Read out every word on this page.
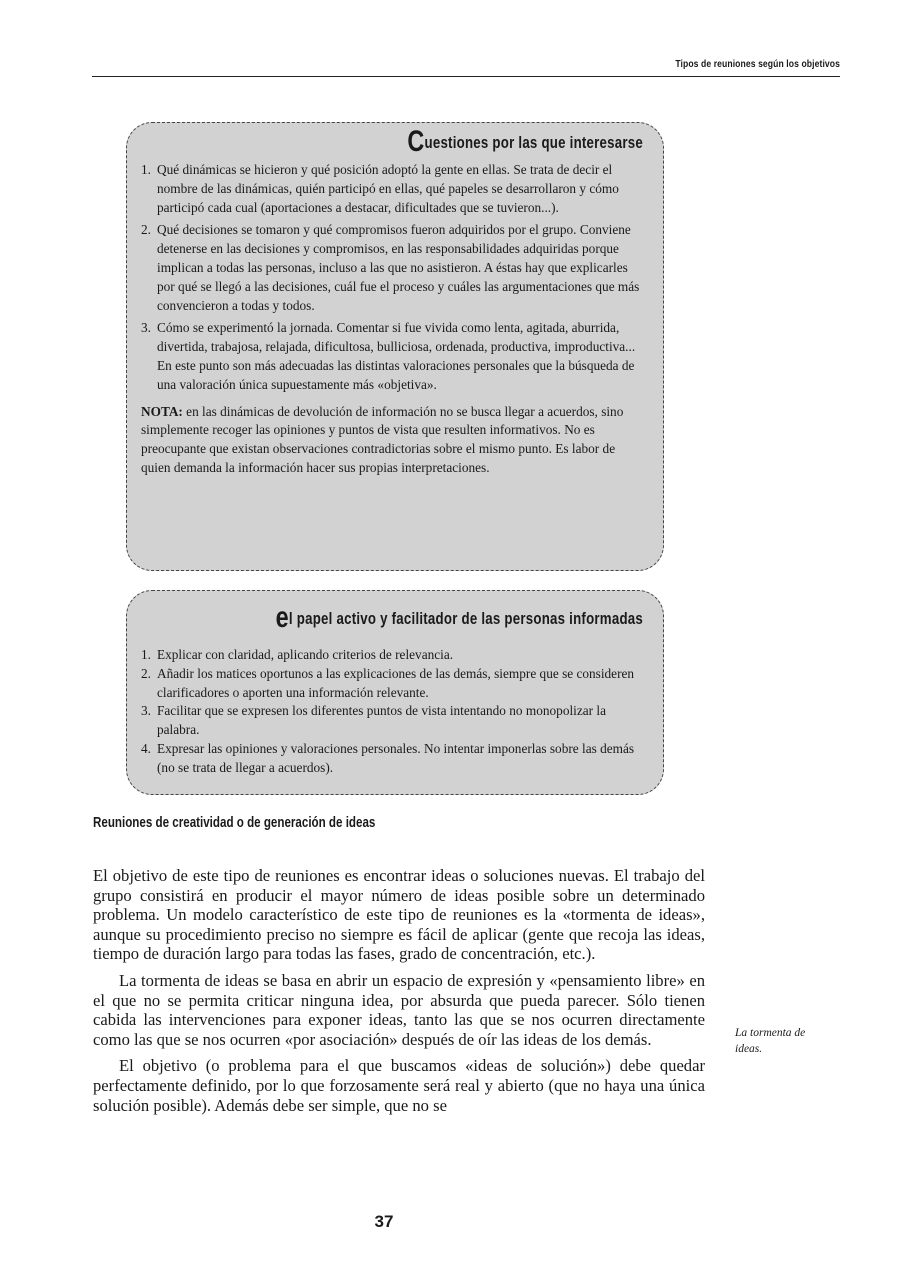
Tipos de reuniones según los objetivos
Cuestiones por las que interesarse
1. Qué dinámicas se hicieron y qué posición adoptó la gente en ellas. Se trata de decir el nombre de las dinámicas, quién participó en ellas, qué papeles se desarrollaron y cómo participó cada cual (aportaciones a destacar, dificultades que se tuvieron...).
2. Qué decisiones se tomaron y qué compromisos fueron adquiridos por el grupo. Conviene detenerse en las decisiones y compromisos, en las responsabilidades adquiridas porque implican a todas las personas, incluso a las que no asistieron. A éstas hay que explicarles por qué se llegó a las decisiones, cuál fue el proceso y cuáles las argumentaciones que más convencieron a todas y todos.
3. Cómo se experimentó la jornada. Comentar si fue vivida como lenta, agitada, aburrida, divertida, trabajosa, relajada, dificultosa, bulliciosa, ordenada, productiva, improductiva... En este punto son más adecuadas las distintas valoraciones personales que la búsqueda de una valoración única supuestamente más «objetiva».
NOTA: en las dinámicas de devolución de información no se busca llegar a acuerdos, sino simplemente recoger las opiniones y puntos de vista que resulten informativos. No es preocupante que existan observaciones contradictorias sobre el mismo punto. Es labor de quien demanda la información hacer sus propias interpretaciones.
el papel activo y facilitador de las personas informadas
1. Explicar con claridad, aplicando criterios de relevancia.
2. Añadir los matices oportunos a las explicaciones de las demás, siempre que se consideren clarificadores o aporten una información relevante.
3. Facilitar que se expresen los diferentes puntos de vista intentando no monopolizar la palabra.
4. Expresar las opiniones y valoraciones personales. No intentar imponerlas sobre las demás (no se trata de llegar a acuerdos).
Reuniones de creatividad o de generación de ideas

El objetivo de este tipo de reuniones es encontrar ideas o soluciones nuevas. El trabajo del grupo consistirá en producir el mayor número de ideas posible sobre un determinado problema. Un modelo característico de este tipo de reuniones es la «tormenta de ideas», aunque su procedimiento preciso no siempre es fácil de aplicar (gente que recoja las ideas, tiempo de duración largo para todas las fases, grado de concentración, etc.).

La tormenta de ideas se basa en abrir un espacio de expresión y «pensamiento libre» en el que no se permita criticar ninguna idea, por absurda que pueda parecer. Sólo tienen cabida las intervenciones para exponer ideas, tanto las que se nos ocurren directamente como las que se nos ocurren «por asociación» después de oír las ideas de los demás.

El objetivo (o problema para el que buscamos «ideas de solución») debe quedar perfectamente definido, por lo que forzosamente será real y abierto (que no haya una única solución posible). Además debe ser simple, que no se

La tormenta de ideas.
37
+ + + +
(Work instructions)
Each entry above is to be written out again unchanged, apart from the pictures, which are left out.

(Answer)
Read out every word on this page.
Tipos de reuniones según los objetivos
Cuestiones por las que interesarse
1. Qué dinámicas se hicieron y qué posición adoptó la gente en ellas. Se trata de decir el nombre de las dinámicas, quién participó en ellas, qué papeles se desarrollaron y cómo participó cada cual (aportaciones a destacar, dificultades que se tuvieron...).
2. Qué decisiones se tomaron y qué compromisos fueron adquiridos por el grupo. Conviene detenerse en las decisiones y compromisos, en las responsabilidades adquiridas porque implican a todas las personas, incluso a las que no asistieron. A éstas hay que explicarles por qué se llegó a las decisiones, cuál fue el proceso y cuáles las argumentaciones que más convencieron a todas y todos.
3. Cómo se experimentó la jornada. Comentar si fue vivida como lenta, agitada, aburrida, divertida, trabajosa, relajada, dificultosa, bulliciosa, ordenada, productiva, improductiva... En este punto son más adecuadas las distintas valoraciones personales que la búsqueda de una valoración única supuestamente más «objetiva».
NOTA: en las dinámicas de devolución de información no se busca llegar a acuerdos, sino simplemente recoger las opiniones y puntos de vista que resulten informativos. No es preocupante que existan observaciones contradictorias sobre el mismo punto. Es labor de quien demanda la información hacer sus propias interpretaciones.
el papel activo y facilitador de las personas informadas
1. Explicar con claridad, aplicando criterios de relevancia.
2. Añadir los matices oportunos a las explicaciones de las demás, siempre que se consideren clarificadores o aporten una información relevante.
3. Facilitar que se expresen los diferentes puntos de vista intentando no monopolizar la palabra.
4. Expresar las opiniones y valoraciones personales. No intentar imponerlas sobre las demás (no se trata de llegar a acuerdos).
Reuniones de creatividad o de generación de ideas

El objetivo de este tipo de reuniones es encontrar ideas o soluciones nuevas. El trabajo del grupo consistirá en producir el mayor número de ideas posible sobre un determinado problema. Un modelo característico de este tipo de reuniones es la «tormenta de ideas», aunque su procedimiento preciso no siempre es fácil de aplicar (gente que recoja las ideas, tiempo de duración largo para todas las fases, grado de concentración, etc.).

La tormenta de ideas se basa en abrir un espacio de expresión y «pensamiento libre» en el que no se permita criticar ninguna idea, por absurda que pueda parecer. Sólo tienen cabida las intervenciones para exponer ideas, tanto las que se nos ocurren directamente como las que se nos ocurren «por asociación» después de oír las ideas de los demás.

El objetivo (o problema para el que buscamos «ideas de solución») debe quedar perfectamente definido, por lo que forzosamente será real y abierto (que no haya una única solución posible). Además debe ser simple, que no se

La tormenta de ideas.
37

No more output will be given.